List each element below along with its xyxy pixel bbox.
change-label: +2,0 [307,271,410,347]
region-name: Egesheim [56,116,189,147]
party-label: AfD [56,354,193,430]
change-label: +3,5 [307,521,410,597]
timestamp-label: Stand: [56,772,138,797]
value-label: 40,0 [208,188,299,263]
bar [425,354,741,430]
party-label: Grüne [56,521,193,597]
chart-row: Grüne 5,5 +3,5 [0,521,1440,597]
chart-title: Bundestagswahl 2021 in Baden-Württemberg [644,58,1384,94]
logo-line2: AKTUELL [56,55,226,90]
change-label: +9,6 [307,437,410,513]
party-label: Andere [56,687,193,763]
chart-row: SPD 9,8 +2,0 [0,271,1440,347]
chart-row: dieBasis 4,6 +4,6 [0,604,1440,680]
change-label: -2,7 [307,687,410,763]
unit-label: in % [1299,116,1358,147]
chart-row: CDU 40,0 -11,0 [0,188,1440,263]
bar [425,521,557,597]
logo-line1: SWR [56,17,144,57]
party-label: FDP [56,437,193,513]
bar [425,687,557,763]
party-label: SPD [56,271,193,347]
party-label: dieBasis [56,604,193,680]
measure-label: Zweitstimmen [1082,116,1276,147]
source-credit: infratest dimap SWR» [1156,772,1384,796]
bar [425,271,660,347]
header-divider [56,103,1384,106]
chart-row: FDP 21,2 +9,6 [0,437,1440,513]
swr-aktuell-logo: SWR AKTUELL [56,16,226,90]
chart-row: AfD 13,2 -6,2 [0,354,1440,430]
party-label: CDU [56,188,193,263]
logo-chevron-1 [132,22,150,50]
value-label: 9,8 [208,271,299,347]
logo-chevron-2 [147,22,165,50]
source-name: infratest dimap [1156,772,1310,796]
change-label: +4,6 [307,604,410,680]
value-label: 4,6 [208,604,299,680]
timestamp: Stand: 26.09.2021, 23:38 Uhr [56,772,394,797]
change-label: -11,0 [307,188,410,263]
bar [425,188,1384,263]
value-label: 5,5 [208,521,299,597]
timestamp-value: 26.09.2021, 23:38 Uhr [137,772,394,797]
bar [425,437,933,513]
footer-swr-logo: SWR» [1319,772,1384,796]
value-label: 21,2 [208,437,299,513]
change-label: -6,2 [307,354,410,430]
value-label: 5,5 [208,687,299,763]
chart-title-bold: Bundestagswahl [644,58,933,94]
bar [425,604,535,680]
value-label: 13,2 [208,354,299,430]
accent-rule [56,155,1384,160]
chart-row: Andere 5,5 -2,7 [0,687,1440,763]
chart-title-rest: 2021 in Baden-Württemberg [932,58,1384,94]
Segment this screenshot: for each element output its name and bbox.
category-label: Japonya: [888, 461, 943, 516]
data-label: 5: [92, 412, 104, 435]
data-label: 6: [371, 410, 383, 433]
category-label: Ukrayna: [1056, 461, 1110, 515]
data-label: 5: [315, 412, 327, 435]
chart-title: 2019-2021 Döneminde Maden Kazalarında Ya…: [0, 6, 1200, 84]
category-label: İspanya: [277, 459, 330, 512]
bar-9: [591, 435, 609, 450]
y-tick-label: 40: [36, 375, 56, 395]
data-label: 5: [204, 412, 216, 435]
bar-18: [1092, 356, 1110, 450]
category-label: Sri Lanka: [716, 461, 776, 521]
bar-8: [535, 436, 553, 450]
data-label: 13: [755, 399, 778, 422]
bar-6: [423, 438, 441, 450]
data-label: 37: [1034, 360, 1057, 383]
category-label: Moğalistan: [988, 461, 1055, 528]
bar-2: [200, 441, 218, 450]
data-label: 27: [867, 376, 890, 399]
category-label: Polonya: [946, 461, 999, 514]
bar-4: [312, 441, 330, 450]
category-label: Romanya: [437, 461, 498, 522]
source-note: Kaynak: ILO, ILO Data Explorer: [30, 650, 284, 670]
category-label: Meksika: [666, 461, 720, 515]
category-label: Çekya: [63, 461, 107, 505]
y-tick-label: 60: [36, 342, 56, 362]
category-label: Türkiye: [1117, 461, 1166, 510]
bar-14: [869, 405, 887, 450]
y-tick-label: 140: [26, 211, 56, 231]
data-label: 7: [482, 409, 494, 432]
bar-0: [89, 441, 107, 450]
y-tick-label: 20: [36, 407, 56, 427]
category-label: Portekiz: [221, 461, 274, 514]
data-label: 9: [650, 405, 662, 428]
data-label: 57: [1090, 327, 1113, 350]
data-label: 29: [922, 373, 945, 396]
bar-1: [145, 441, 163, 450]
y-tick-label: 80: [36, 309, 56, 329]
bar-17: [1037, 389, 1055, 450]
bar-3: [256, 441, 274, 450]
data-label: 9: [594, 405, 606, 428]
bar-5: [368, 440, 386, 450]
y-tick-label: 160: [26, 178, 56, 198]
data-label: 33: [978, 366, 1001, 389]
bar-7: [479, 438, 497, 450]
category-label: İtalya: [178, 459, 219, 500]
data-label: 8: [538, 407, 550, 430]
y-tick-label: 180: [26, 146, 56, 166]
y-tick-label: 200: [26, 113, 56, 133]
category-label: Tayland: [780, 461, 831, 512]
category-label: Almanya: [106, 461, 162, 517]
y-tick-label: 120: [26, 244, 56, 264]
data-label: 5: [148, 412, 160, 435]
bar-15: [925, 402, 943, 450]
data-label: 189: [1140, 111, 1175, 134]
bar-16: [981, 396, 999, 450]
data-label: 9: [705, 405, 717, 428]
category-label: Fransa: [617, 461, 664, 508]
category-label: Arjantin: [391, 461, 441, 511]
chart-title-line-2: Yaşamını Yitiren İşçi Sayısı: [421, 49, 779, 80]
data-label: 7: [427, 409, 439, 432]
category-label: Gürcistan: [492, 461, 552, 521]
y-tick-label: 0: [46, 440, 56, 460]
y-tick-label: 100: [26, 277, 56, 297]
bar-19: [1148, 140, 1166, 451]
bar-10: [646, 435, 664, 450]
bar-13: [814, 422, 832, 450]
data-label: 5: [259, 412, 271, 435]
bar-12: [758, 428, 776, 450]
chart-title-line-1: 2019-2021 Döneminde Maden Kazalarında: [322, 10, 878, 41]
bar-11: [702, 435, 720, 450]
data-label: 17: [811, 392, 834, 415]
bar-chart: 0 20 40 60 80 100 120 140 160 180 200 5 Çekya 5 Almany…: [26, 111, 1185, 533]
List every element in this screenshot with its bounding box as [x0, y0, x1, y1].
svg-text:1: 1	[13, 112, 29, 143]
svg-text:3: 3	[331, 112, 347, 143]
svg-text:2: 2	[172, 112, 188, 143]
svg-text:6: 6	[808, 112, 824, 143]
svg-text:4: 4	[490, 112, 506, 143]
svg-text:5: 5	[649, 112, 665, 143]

Stated exercise: Could you return every line of the records that contains the word "Baden"? Treat uppercase and lowercase letters as different.

Output:
chart-title: Bundestagswahl 2021 in Baden-Württemberg [644,58,1384,94]
chart-title-rest: 2021 in Baden-Württemberg [932,58,1384,94]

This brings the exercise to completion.